• **WHAT YOU SHOULD DO**: Lines before the one containing "Read all visible content and emit it as JSON." are excluded. Repeat that line and every line after it, exactly.
-------------------------
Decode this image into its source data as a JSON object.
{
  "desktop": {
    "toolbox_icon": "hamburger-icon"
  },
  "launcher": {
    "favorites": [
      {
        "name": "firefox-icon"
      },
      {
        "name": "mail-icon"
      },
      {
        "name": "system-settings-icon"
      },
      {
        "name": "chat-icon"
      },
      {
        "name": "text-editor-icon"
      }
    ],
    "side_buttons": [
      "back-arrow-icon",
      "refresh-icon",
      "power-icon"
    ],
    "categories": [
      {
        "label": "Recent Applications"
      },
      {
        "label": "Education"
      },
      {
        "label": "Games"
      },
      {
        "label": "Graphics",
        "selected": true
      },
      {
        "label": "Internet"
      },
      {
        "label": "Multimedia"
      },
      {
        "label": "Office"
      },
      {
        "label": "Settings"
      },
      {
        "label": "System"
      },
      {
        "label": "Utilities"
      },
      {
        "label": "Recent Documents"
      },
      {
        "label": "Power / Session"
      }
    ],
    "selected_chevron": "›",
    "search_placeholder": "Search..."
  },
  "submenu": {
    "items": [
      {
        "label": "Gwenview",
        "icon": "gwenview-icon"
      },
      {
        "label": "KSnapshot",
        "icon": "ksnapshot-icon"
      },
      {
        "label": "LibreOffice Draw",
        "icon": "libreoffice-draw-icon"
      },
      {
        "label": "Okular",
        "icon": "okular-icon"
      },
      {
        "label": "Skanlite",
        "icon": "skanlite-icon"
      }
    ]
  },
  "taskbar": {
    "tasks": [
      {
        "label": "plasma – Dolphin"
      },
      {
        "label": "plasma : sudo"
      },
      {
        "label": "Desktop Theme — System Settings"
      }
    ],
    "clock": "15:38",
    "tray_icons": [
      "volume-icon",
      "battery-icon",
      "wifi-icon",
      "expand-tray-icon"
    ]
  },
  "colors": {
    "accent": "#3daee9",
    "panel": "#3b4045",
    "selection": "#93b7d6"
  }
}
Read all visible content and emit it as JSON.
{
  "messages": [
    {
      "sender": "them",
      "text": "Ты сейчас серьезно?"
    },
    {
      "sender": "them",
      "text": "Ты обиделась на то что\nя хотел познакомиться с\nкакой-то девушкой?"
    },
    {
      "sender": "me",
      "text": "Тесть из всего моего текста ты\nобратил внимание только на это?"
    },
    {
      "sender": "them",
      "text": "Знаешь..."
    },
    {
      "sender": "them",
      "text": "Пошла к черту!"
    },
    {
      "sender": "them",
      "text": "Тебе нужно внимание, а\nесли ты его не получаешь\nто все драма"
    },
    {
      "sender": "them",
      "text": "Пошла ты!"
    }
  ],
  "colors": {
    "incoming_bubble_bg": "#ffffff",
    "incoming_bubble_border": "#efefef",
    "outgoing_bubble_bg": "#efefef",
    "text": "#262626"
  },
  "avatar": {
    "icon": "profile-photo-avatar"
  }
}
-------------------------
• **FINAL RESULT**:
Read all visible content and emit it as JSON.
{
  "messages": [
    {
      "sender": "them",
      "text": "Ты сейчас серьезно?"
    },
    {
      "sender": "them",
      "text": "Ты обиделась на то что\nя хотел познакомиться с\nкакой-то девушкой?"
    },
    {
      "sender": "me",
      "text": "Тесть из всего моего текста ты\nобратил внимание только на это?"
    },
    {
      "sender": "them",
      "text": "Знаешь..."
    },
    {
      "sender": "them",
      "text": "Пошла к черту!"
    },
    {
      "sender": "them",
      "text": "Тебе нужно внимание, а\nесли ты его не получаешь\nто все драма"
    },
    {
      "sender": "them",
      "text": "Пошла ты!"
    }
  ],
  "colors": {
    "incoming_bubble_bg": "#ffffff",
    "incoming_bubble_border": "#efefef",
    "outgoing_bubble_bg": "#efefef",
    "text": "#262626"
  },
  "avatar": {
    "icon": "profile-photo-avatar"
  }
}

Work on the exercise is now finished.